Figure content listings:
----------

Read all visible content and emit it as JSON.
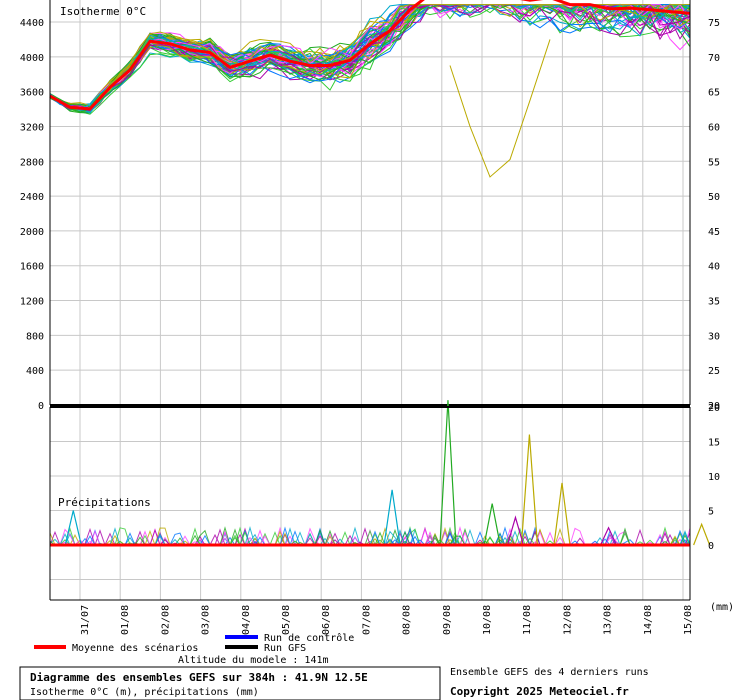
{
  "chart_data": {
    "type": "line",
    "upper_panel": {
      "label": "Isotherme 0°C",
      "y_left_ticks": [
        "4400",
        "4000",
        "3600",
        "3200",
        "2800",
        "2400",
        "2000",
        "1600",
        "1200",
        "800",
        "400",
        "0"
      ],
      "y_right_ticks": [
        "75",
        "70",
        "65",
        "60",
        "55",
        "50",
        "45",
        "40",
        "35",
        "30",
        "25",
        "20"
      ],
      "ylim": [
        0,
        4600
      ],
      "grid": true
    },
    "lower_panel": {
      "label": "Précipitations",
      "unit": "(mm)",
      "y_right_ticks": [
        "20",
        "15",
        "10",
        "5",
        "0"
      ],
      "ylim": [
        -8,
        20
      ],
      "grid": true
    },
    "x_tick_labels": [
      "31/07",
      "01/08",
      "02/08",
      "03/08",
      "04/08",
      "05/08",
      "06/08",
      "07/08",
      "08/08",
      "09/08",
      "10/08",
      "11/08",
      "12/08",
      "13/08",
      "14/08",
      "15/08"
    ],
    "series": [
      {
        "name": "Moyenne des scénarios",
        "x": [
          0,
          2,
          4,
          6,
          8,
          10,
          12,
          14,
          16,
          18,
          20,
          22,
          24,
          26,
          28,
          30,
          32,
          34,
          36,
          38,
          40,
          42,
          44,
          46,
          48,
          50,
          52,
          54,
          56,
          58,
          60,
          62,
          64
        ],
        "values": [
          3550,
          3420,
          3400,
          3650,
          3850,
          4180,
          4150,
          4080,
          4050,
          3880,
          3950,
          4020,
          3950,
          3900,
          3900,
          3960,
          4150,
          4300,
          4540,
          4720,
          4680,
          4700,
          4750,
          4690,
          4650,
          4680,
          4600,
          4600,
          4550,
          4560,
          4540,
          4520,
          4500
        ]
      }
    ],
    "precip_spikes": [
      {
        "x": 1,
        "value": 5,
        "color": "#00aacc"
      },
      {
        "x": 14.7,
        "value": 8,
        "color": "#00aacc"
      },
      {
        "x": 17.1,
        "value": 21,
        "color": "#22aa22"
      },
      {
        "x": 20.6,
        "value": 16,
        "color": "#bbaa00"
      },
      {
        "x": 22.0,
        "value": 9,
        "color": "#bbaa00"
      },
      {
        "x": 20.0,
        "value": 4,
        "color": "#aa00aa"
      },
      {
        "x": 19.0,
        "value": 6,
        "color": "#22aa22"
      },
      {
        "x": 40.0,
        "value": 7,
        "color": "#bbaa00"
      },
      {
        "x": 38.0,
        "value": 5,
        "color": "#00aacc"
      },
      {
        "x": 41.0,
        "value": 3,
        "color": "#00aacc"
      },
      {
        "x": 35.0,
        "value": 4,
        "color": "#22aa22"
      },
      {
        "x": 31.0,
        "value": 3,
        "color": "#00aacc"
      },
      {
        "x": 28.0,
        "value": 3,
        "color": "#bbaa00"
      },
      {
        "x": 24.0,
        "value": 2.5,
        "color": "#aa00aa"
      }
    ],
    "legend": [
      {
        "label": "Run de contrôle",
        "color": "#0000ff"
      },
      {
        "label": "Run GFS",
        "color": "#000000"
      },
      {
        "label": "Moyenne des scénarios",
        "color": "#ff0000"
      }
    ],
    "colors": {
      "ensemble_palette": [
        "#22aa22",
        "#00aacc",
        "#aa00aa",
        "#bbaa00",
        "#33cc33",
        "#0077ff",
        "#ff44ff"
      ],
      "mean": "#ff0000"
    }
  },
  "footer": {
    "altitude": "Altitude du modele : 141m",
    "title": "Diagramme des ensembles GEFS sur 384h : 41.9N 12.5E",
    "subtitle": "Isotherme 0°C (m), précipitations (mm)",
    "ensemble_info": "Ensemble GEFS des 4 derniers runs",
    "copyright": "Copyright 2025 Meteociel.fr"
  }
}
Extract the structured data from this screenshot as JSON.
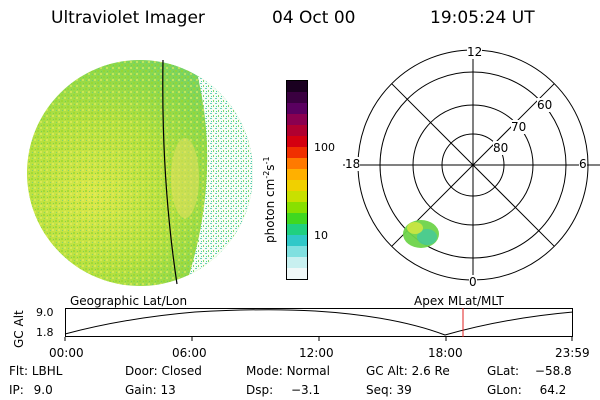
{
  "header": {
    "title": "Ultraviolet Imager",
    "date": "04 Oct 00",
    "time": "19:05:24 UT"
  },
  "colorbar": {
    "label": "photon cm",
    "sup1": "-2",
    "mid": "s",
    "sup2": "-1",
    "ticks": [
      "100",
      "10"
    ],
    "colors": [
      "#1a0020",
      "#3a0040",
      "#5a0060",
      "#8a0050",
      "#b00030",
      "#d40010",
      "#f03000",
      "#ff7a00",
      "#ffb000",
      "#f0d000",
      "#c8e000",
      "#88e000",
      "#40d820",
      "#20d080",
      "#30c8c8",
      "#80e0e0",
      "#c8f0f0",
      "#f0f8f8"
    ]
  },
  "polar": {
    "clock_labels": [
      "12",
      "6",
      "0",
      "18"
    ],
    "lat_labels": [
      "60",
      "70",
      "80"
    ]
  },
  "timeline": {
    "left_label": "Geographic Lat/Lon",
    "right_label": "Apex MLat/MLT",
    "axis_label": "GC Alt",
    "y_ticks": [
      "9.0",
      "1.8"
    ],
    "x_ticks": [
      "00:00",
      "06:00",
      "12:00",
      "18:00",
      "23:59"
    ]
  },
  "info": {
    "flt_label": "Flt:",
    "flt": "LBHL",
    "door_label": "Door:",
    "door": "Closed",
    "mode_label": "Mode:",
    "mode": "Normal",
    "gcalt_label": "GC Alt:",
    "gcalt": "2.6 Re",
    "glat_label": "GLat:",
    "glat": "−58.8",
    "ip_label": "IP:",
    "ip": "9.0",
    "gain_label": "Gain:",
    "gain": "13",
    "dsp_label": "Dsp:",
    "dsp": "−3.1",
    "seq_label": "Seq:",
    "seq": "39",
    "glon_label": "GLon:",
    "glon": "64.2"
  },
  "colors": {
    "marker": "#e02020",
    "aurora": "#6ed44a",
    "aurora_core": "#3cc8a8"
  }
}
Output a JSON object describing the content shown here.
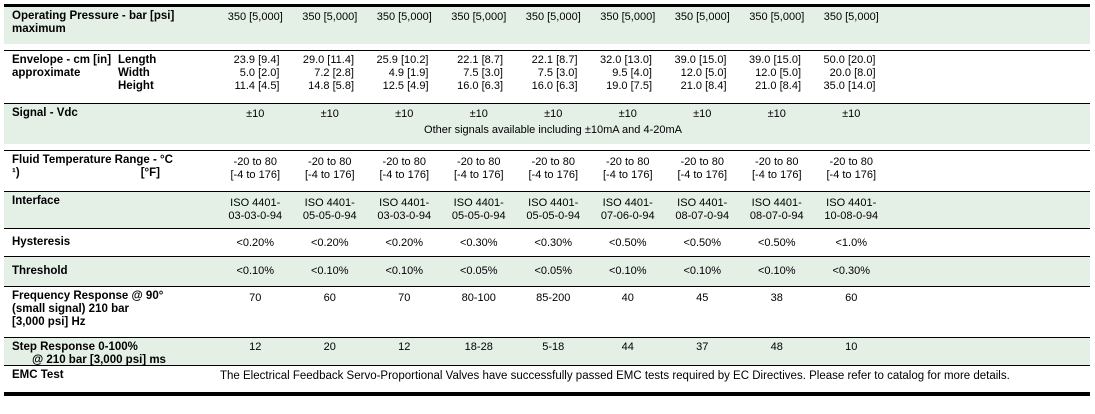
{
  "colors": {
    "row_highlight": "#e4efe6",
    "border": "#000000",
    "text": "#000000"
  },
  "rows": {
    "operating_pressure": {
      "label1": "Operating Pressure - bar [psi]",
      "label2": "maximum",
      "values": [
        "350 [5,000]",
        "350 [5,000]",
        "350 [5,000]",
        "350 [5,000]",
        "350 [5,000]",
        "350 [5,000]",
        "350 [5,000]",
        "350 [5,000]",
        "350 [5,000]"
      ]
    },
    "envelope": {
      "label1": "Envelope - cm [in]",
      "label2": "approximate",
      "sub": [
        "Length",
        "Width",
        "Height"
      ],
      "length": [
        "23.9 [9.4]",
        "29.0 [11.4]",
        "25.9 [10.2]",
        "22.1 [8.7]",
        "22.1 [8.7]",
        "32.0 [13.0]",
        "39.0 [15.0]",
        "39.0 [15.0]",
        "50.0 [20.0]"
      ],
      "width": [
        "5.0 [2.0]",
        "7.2 [2.8]",
        "4.9 [1.9]",
        "7.5 [3.0]",
        "7.5 [3.0]",
        "9.5 [4.0]",
        "12.0 [5.0]",
        "12.0 [5.0]",
        "20.0 [8.0]"
      ],
      "height": [
        "11.4 [4.5]",
        "14.8 [5.8]",
        "12.5 [4.9]",
        "16.0 [6.3]",
        "16.0 [6.3]",
        "19.0 [7.5]",
        "21.0 [8.4]",
        "21.0 [8.4]",
        "35.0 [14.0]"
      ]
    },
    "signal": {
      "label": "Signal - Vdc",
      "values": [
        "±10",
        "±10",
        "±10",
        "±10",
        "±10",
        "±10",
        "±10",
        "±10",
        "±10"
      ],
      "note": "Other signals available including ±10mA and 4-20mA"
    },
    "fluid_temp": {
      "label1": "Fluid Temperature Range - °C",
      "footnote": "¹)",
      "unit2": "[°F]",
      "line1": [
        "-20 to 80",
        "-20 to 80",
        "-20 to 80",
        "-20 to 80",
        "-20 to 80",
        "-20 to 80",
        "-20 to 80",
        "-20 to 80",
        "-20 to 80"
      ],
      "line2": [
        "[-4 to 176]",
        "[-4 to 176]",
        "[-4 to 176]",
        "[-4 to 176]",
        "[-4 to 176]",
        "[-4 to 176]",
        "[-4 to 176]",
        "[-4 to 176]",
        "[-4 to 176]"
      ]
    },
    "interface": {
      "label": "Interface",
      "line1": [
        "ISO 4401-",
        "ISO 4401-",
        "ISO 4401-",
        "ISO 4401-",
        "ISO 4401-",
        "ISO 4401-",
        "ISO 4401-",
        "ISO 4401-",
        "ISO 4401-"
      ],
      "line2": [
        "03-03-0-94",
        "05-05-0-94",
        "03-03-0-94",
        "05-05-0-94",
        "05-05-0-94",
        "07-06-0-94",
        "08-07-0-94",
        "08-07-0-94",
        "10-08-0-94"
      ]
    },
    "hysteresis": {
      "label": "Hysteresis",
      "values": [
        "<0.20%",
        "<0.20%",
        "<0.20%",
        "<0.30%",
        "<0.30%",
        "<0.50%",
        "<0.50%",
        "<0.50%",
        "<1.0%"
      ]
    },
    "threshold": {
      "label": "Threshold",
      "values": [
        "<0.10%",
        "<0.10%",
        "<0.10%",
        "<0.05%",
        "<0.05%",
        "<0.10%",
        "<0.10%",
        "<0.10%",
        "<0.30%"
      ]
    },
    "frequency_response": {
      "label1": "Frequency Response @ 90°",
      "label2": "(small signal) 210 bar",
      "label3": "[3,000 psi] Hz",
      "values": [
        "70",
        "60",
        "70",
        "80-100",
        "85-200",
        "40",
        "45",
        "38",
        "60"
      ]
    },
    "step_response": {
      "label1": "Step Response 0-100%",
      "label2": "@ 210 bar [3,000 psi] ms",
      "values": [
        "12",
        "20",
        "12",
        "18-28",
        "5-18",
        "44",
        "37",
        "48",
        "10"
      ]
    },
    "emc": {
      "label": "EMC Test",
      "text": "The Electrical Feedback Servo-Proportional Valves have successfully passed EMC tests required by EC Directives. Please refer to catalog for more details."
    }
  }
}
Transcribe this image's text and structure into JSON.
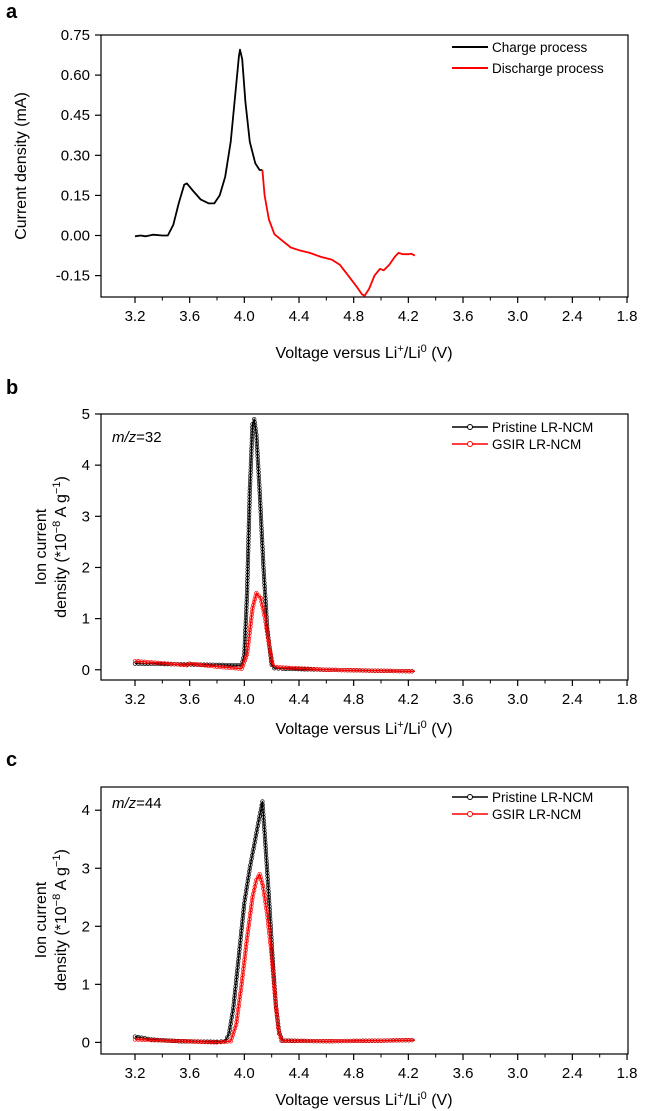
{
  "chart_data": [
    {
      "panel": "a",
      "type": "line",
      "xlabel_main": "Voltage versus Li",
      "xlabel_sup1": "+",
      "xlabel_mid": "/Li",
      "xlabel_sup2": "0",
      "xlabel_tail": " (V)",
      "ylabel": "Current density (mA)",
      "x_tick_labels": [
        "3.2",
        "3.6",
        "4.0",
        "4.4",
        "4.8",
        "4.2",
        "3.6",
        "3.0",
        "2.4",
        "1.8"
      ],
      "y_ticks": [
        "0.75",
        "0.60",
        "0.45",
        "0.30",
        "0.15",
        "0.00",
        "-0.15"
      ],
      "ylim": [
        -0.23,
        0.75
      ],
      "legend_position": "top-right",
      "series": [
        {
          "name": "Charge process",
          "color": "#000000",
          "points": [
            [
              0.0,
              -0.003
            ],
            [
              0.1,
              0.0
            ],
            [
              0.2,
              -0.003
            ],
            [
              0.33,
              0.003
            ],
            [
              0.5,
              0.0
            ],
            [
              0.6,
              0.0
            ],
            [
              0.7,
              0.04
            ],
            [
              0.8,
              0.12
            ],
            [
              0.9,
              0.19
            ],
            [
              0.95,
              0.195
            ],
            [
              1.05,
              0.17
            ],
            [
              1.2,
              0.135
            ],
            [
              1.35,
              0.12
            ],
            [
              1.45,
              0.12
            ],
            [
              1.55,
              0.15
            ],
            [
              1.65,
              0.22
            ],
            [
              1.75,
              0.35
            ],
            [
              1.85,
              0.56
            ],
            [
              1.9,
              0.67
            ],
            [
              1.92,
              0.695
            ],
            [
              1.96,
              0.66
            ],
            [
              2.02,
              0.5
            ],
            [
              2.1,
              0.35
            ],
            [
              2.2,
              0.27
            ],
            [
              2.28,
              0.245
            ],
            [
              2.33,
              0.245
            ]
          ]
        },
        {
          "name": "Discharge process",
          "color": "#ff0000",
          "points": [
            [
              2.33,
              0.245
            ],
            [
              2.37,
              0.15
            ],
            [
              2.45,
              0.06
            ],
            [
              2.55,
              0.005
            ],
            [
              2.7,
              -0.02
            ],
            [
              2.85,
              -0.045
            ],
            [
              3.0,
              -0.055
            ],
            [
              3.2,
              -0.065
            ],
            [
              3.4,
              -0.08
            ],
            [
              3.6,
              -0.09
            ],
            [
              3.75,
              -0.11
            ],
            [
              3.9,
              -0.15
            ],
            [
              4.05,
              -0.19
            ],
            [
              4.15,
              -0.22
            ],
            [
              4.2,
              -0.225
            ],
            [
              4.28,
              -0.2
            ],
            [
              4.38,
              -0.15
            ],
            [
              4.48,
              -0.125
            ],
            [
              4.55,
              -0.13
            ],
            [
              4.65,
              -0.11
            ],
            [
              4.75,
              -0.08
            ],
            [
              4.82,
              -0.065
            ],
            [
              4.9,
              -0.07
            ],
            [
              5.0,
              -0.07
            ],
            [
              5.05,
              -0.068
            ],
            [
              5.12,
              -0.075
            ]
          ]
        }
      ]
    },
    {
      "panel": "b",
      "type": "line",
      "annotation_italic": "m/z",
      "annotation_value": "=32",
      "xlabel_main": "Voltage versus Li",
      "xlabel_sup1": "+",
      "xlabel_mid": "/Li",
      "xlabel_sup2": "0",
      "xlabel_tail": " (V)",
      "ylabel_line1": "Ion current",
      "ylabel_line2_a": "density (*10",
      "ylabel_line2_sup1": "−8",
      "ylabel_line2_b": " A g",
      "ylabel_line2_sup2": "−1",
      "ylabel_line2_c": ")",
      "x_tick_labels": [
        "3.2",
        "3.6",
        "4.0",
        "4.4",
        "4.8",
        "4.2",
        "3.6",
        "3.0",
        "2.4",
        "1.8"
      ],
      "y_ticks": [
        "5",
        "4",
        "3",
        "2",
        "1",
        "0"
      ],
      "ylim": [
        -0.2,
        5
      ],
      "legend_position": "top-right",
      "series": [
        {
          "name": "Pristine LR-NCM",
          "color": "#000000",
          "points": [
            [
              0.0,
              0.12
            ],
            [
              0.6,
              0.11
            ],
            [
              1.2,
              0.1
            ],
            [
              1.95,
              0.09
            ],
            [
              2.0,
              0.3
            ],
            [
              2.05,
              1.5
            ],
            [
              2.1,
              3.5
            ],
            [
              2.15,
              4.8
            ],
            [
              2.18,
              4.9
            ],
            [
              2.22,
              4.6
            ],
            [
              2.28,
              3.5
            ],
            [
              2.35,
              2.0
            ],
            [
              2.42,
              0.8
            ],
            [
              2.5,
              0.1
            ],
            [
              2.55,
              0.03
            ],
            [
              2.7,
              0.02
            ],
            [
              3.5,
              0.0
            ],
            [
              4.5,
              -0.02
            ],
            [
              5.12,
              -0.03
            ]
          ]
        },
        {
          "name": "GSIR LR-NCM",
          "color": "#ff0000",
          "points": [
            [
              0.0,
              0.17
            ],
            [
              0.6,
              0.12
            ],
            [
              0.95,
              0.09
            ],
            [
              1.0,
              0.12
            ],
            [
              1.5,
              0.06
            ],
            [
              1.95,
              0.02
            ],
            [
              2.05,
              0.3
            ],
            [
              2.15,
              1.2
            ],
            [
              2.22,
              1.5
            ],
            [
              2.3,
              1.4
            ],
            [
              2.38,
              1.0
            ],
            [
              2.45,
              0.5
            ],
            [
              2.52,
              0.1
            ],
            [
              2.6,
              0.05
            ],
            [
              3.5,
              0.0
            ],
            [
              4.5,
              -0.02
            ],
            [
              5.12,
              -0.03
            ]
          ]
        }
      ]
    },
    {
      "panel": "c",
      "type": "line",
      "annotation_italic": "m/z",
      "annotation_value": "=44",
      "xlabel_main": "Voltage versus Li",
      "xlabel_sup1": "+",
      "xlabel_mid": "/Li",
      "xlabel_sup2": "0",
      "xlabel_tail": " (V)",
      "ylabel_line1": "Ion current",
      "ylabel_line2_a": "density (*10",
      "ylabel_line2_sup1": "−8",
      "ylabel_line2_b": " A g",
      "ylabel_line2_sup2": "−1",
      "ylabel_line2_c": ")",
      "x_tick_labels": [
        "3.2",
        "3.6",
        "4.0",
        "4.4",
        "4.8",
        "4.2",
        "3.6",
        "3.0",
        "2.4",
        "1.8"
      ],
      "y_ticks": [
        "4",
        "3",
        "2",
        "1",
        "0"
      ],
      "ylim": [
        -0.2,
        4.4
      ],
      "legend_position": "top-right",
      "series": [
        {
          "name": "Pristine LR-NCM",
          "color": "#000000",
          "points": [
            [
              0.0,
              0.1
            ],
            [
              0.3,
              0.05
            ],
            [
              0.8,
              0.02
            ],
            [
              1.5,
              0.01
            ],
            [
              1.65,
              0.02
            ],
            [
              1.72,
              0.15
            ],
            [
              1.8,
              0.6
            ],
            [
              1.9,
              1.5
            ],
            [
              2.0,
              2.4
            ],
            [
              2.1,
              3.0
            ],
            [
              2.2,
              3.5
            ],
            [
              2.28,
              3.9
            ],
            [
              2.33,
              4.15
            ],
            [
              2.38,
              3.5
            ],
            [
              2.45,
              2.5
            ],
            [
              2.52,
              1.4
            ],
            [
              2.58,
              0.6
            ],
            [
              2.64,
              0.15
            ],
            [
              2.7,
              0.03
            ],
            [
              3.5,
              0.02
            ],
            [
              4.5,
              0.03
            ],
            [
              5.12,
              0.04
            ]
          ]
        },
        {
          "name": "GSIR LR-NCM",
          "color": "#ff0000",
          "points": [
            [
              0.0,
              0.05
            ],
            [
              0.6,
              0.03
            ],
            [
              1.5,
              0.0
            ],
            [
              1.75,
              0.02
            ],
            [
              1.85,
              0.3
            ],
            [
              1.95,
              1.0
            ],
            [
              2.05,
              1.8
            ],
            [
              2.15,
              2.5
            ],
            [
              2.22,
              2.8
            ],
            [
              2.28,
              2.9
            ],
            [
              2.34,
              2.7
            ],
            [
              2.42,
              2.2
            ],
            [
              2.5,
              1.5
            ],
            [
              2.56,
              0.8
            ],
            [
              2.62,
              0.25
            ],
            [
              2.68,
              0.03
            ],
            [
              3.5,
              0.02
            ],
            [
              4.5,
              0.03
            ],
            [
              5.12,
              0.04
            ]
          ]
        }
      ]
    }
  ],
  "figure": {
    "label_a": "a",
    "label_b": "b",
    "label_c": "c"
  }
}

----------

§ **WHAT IS BEING ASKED**: Copy out every line of the data that includes "Moyenne".

§ **SOLUTION FOR THIS TASK**:
        "name": "Moyenne des scénarios",
        "label": "Moyenne des scénarios",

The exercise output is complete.